What you are asked to do: Write the data below out exactly as it stands. Do not include the pictures.

-- Record list start --

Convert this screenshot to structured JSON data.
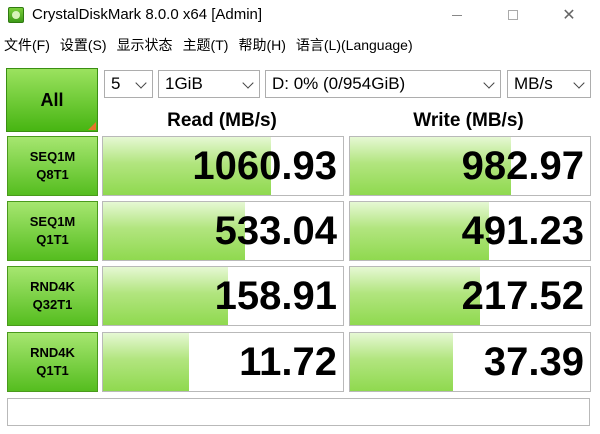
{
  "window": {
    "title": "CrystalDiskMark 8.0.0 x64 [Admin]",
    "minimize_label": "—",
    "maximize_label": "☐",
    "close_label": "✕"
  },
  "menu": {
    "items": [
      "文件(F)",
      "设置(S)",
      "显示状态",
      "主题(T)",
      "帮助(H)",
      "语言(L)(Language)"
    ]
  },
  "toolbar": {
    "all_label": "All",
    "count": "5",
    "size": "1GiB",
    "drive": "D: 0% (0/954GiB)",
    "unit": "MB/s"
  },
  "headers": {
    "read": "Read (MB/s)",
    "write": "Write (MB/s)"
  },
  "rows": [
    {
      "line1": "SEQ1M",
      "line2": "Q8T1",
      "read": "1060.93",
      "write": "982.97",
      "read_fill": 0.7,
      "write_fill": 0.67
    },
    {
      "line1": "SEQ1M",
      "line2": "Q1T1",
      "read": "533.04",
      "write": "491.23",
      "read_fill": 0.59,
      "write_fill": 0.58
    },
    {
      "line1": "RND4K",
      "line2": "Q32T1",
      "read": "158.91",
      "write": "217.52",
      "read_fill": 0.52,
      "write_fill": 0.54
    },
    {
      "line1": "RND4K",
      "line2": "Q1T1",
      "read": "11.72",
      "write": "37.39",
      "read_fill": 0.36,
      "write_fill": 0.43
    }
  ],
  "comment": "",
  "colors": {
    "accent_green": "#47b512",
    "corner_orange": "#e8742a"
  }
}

-- Record list end --

Solution to this problem:
Convert this screenshot to structured JSON data.
{
  "window": {
    "title": "CrystalDiskMark 8.0.0 x64 [Admin]",
    "minimize_label": "—",
    "maximize_label": "☐",
    "close_label": "✕"
  },
  "menu": {
    "items": [
      "文件(F)",
      "设置(S)",
      "显示状态",
      "主题(T)",
      "帮助(H)",
      "语言(L)(Language)"
    ]
  },
  "toolbar": {
    "all_label": "All",
    "count": "5",
    "size": "1GiB",
    "drive": "D: 0% (0/954GiB)",
    "unit": "MB/s"
  },
  "headers": {
    "read": "Read (MB/s)",
    "write": "Write (MB/s)"
  },
  "rows": [
    {
      "line1": "SEQ1M",
      "line2": "Q8T1",
      "read": "1060.93",
      "write": "982.97",
      "read_fill": 0.7,
      "write_fill": 0.67
    },
    {
      "line1": "SEQ1M",
      "line2": "Q1T1",
      "read": "533.04",
      "write": "491.23",
      "read_fill": 0.59,
      "write_fill": 0.58
    },
    {
      "line1": "RND4K",
      "line2": "Q32T1",
      "read": "158.91",
      "write": "217.52",
      "read_fill": 0.52,
      "write_fill": 0.54
    },
    {
      "line1": "RND4K",
      "line2": "Q1T1",
      "read": "11.72",
      "write": "37.39",
      "read_fill": 0.36,
      "write_fill": 0.43
    }
  ],
  "comment": "",
  "colors": {
    "accent_green": "#47b512",
    "corner_orange": "#e8742a"
  }
}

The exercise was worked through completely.